Exercise details => Write out each line exactly as it stands, please.

**** The input

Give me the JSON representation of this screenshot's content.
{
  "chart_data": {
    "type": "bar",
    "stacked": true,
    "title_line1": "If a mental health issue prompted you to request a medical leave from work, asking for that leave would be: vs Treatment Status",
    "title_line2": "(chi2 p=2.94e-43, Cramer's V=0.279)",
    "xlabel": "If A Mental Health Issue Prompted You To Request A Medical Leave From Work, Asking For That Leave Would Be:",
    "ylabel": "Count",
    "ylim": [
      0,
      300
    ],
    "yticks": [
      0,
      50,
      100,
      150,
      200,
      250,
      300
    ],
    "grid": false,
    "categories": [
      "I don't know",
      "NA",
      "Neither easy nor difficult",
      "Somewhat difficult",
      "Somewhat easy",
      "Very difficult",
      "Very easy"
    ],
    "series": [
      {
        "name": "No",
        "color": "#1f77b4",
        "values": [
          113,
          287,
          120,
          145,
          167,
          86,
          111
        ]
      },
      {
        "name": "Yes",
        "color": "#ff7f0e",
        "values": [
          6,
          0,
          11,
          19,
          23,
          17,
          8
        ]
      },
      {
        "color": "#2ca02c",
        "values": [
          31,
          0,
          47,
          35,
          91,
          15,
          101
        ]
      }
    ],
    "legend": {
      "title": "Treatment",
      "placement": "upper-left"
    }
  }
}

********

Solved exercise =>
Give me the JSON representation of this screenshot's content.
{
  "chart_data": {
    "type": "bar",
    "stacked": true,
    "title_line1": "If a mental health issue prompted you to request a medical leave from work, asking for that leave would be: vs Treatment Status",
    "title_line2": "(chi2 p=2.94e-43, Cramer's V=0.279)",
    "xlabel": "If A Mental Health Issue Prompted You To Request A Medical Leave From Work, Asking For That Leave Would Be:",
    "ylabel": "Count",
    "ylim": [
      0,
      300
    ],
    "yticks": [
      0,
      50,
      100,
      150,
      200,
      250,
      300
    ],
    "grid": false,
    "categories": [
      "I don't know",
      "NA",
      "Neither easy nor difficult",
      "Somewhat difficult",
      "Somewhat easy",
      "Very difficult",
      "Very easy"
    ],
    "series": [
      {
        "name": "No",
        "color": "#1f77b4",
        "values": [
          113,
          287,
          120,
          145,
          167,
          86,
          111
        ]
      },
      {
        "name": "Yes",
        "color": "#ff7f0e",
        "values": [
          6,
          0,
          11,
          19,
          23,
          17,
          8
        ]
      },
      {
        "color": "#2ca02c",
        "values": [
          31,
          0,
          47,
          35,
          91,
          15,
          101
        ]
      }
    ],
    "legend": {
      "title": "Treatment",
      "placement": "upper-left"
    }
  }
}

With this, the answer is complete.